:: What the task asks ::
Search the material for the string "Verificar" and copy each line where it occurs.

:: Data listing ::
((
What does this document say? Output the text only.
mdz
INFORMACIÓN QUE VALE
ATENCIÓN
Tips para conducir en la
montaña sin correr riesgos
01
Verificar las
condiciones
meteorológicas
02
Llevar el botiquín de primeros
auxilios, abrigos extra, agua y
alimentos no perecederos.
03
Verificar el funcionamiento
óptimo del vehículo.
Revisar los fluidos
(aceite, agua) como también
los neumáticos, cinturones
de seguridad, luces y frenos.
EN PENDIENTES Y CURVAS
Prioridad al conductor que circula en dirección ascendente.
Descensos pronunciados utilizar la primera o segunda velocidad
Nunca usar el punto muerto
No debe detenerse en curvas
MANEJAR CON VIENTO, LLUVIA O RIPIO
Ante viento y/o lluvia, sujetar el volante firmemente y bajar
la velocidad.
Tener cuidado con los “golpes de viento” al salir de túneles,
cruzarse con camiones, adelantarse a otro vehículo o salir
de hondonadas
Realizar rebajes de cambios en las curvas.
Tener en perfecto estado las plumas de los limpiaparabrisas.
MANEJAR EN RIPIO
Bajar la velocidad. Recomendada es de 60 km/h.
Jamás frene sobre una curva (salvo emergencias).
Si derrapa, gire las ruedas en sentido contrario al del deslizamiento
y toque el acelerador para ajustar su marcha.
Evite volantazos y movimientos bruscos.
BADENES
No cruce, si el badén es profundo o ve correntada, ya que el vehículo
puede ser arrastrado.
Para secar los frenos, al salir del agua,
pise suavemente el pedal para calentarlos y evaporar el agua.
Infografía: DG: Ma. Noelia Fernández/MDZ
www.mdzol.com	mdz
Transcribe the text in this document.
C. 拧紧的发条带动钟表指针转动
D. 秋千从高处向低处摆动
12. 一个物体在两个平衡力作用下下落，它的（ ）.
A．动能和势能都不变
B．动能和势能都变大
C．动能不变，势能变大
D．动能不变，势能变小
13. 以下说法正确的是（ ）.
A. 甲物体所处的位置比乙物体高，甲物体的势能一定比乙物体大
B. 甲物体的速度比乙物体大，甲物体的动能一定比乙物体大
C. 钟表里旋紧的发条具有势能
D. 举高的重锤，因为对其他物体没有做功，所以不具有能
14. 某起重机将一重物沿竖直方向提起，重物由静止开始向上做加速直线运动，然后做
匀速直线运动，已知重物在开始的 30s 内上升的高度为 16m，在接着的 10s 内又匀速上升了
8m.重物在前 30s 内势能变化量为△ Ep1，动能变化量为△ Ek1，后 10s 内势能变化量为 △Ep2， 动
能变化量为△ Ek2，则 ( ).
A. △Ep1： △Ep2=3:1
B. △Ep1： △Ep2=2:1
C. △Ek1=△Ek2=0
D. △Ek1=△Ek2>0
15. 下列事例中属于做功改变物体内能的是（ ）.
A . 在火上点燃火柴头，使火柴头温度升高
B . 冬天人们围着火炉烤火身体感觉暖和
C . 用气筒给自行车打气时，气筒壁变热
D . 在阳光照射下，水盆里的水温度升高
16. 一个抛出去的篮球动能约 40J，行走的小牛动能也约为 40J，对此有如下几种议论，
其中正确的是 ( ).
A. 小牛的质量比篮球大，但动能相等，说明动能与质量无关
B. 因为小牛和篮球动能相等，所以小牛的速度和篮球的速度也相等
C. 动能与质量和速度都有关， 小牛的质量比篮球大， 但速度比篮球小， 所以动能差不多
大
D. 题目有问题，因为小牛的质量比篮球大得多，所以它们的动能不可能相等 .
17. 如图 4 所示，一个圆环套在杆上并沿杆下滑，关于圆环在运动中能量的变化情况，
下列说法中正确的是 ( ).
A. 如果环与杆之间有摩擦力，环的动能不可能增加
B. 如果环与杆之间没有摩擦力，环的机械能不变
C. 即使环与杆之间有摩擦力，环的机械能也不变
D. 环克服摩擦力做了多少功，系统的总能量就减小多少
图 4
))
:: Answer for this exercise ::
Verificar las
Verificar el funcionamiento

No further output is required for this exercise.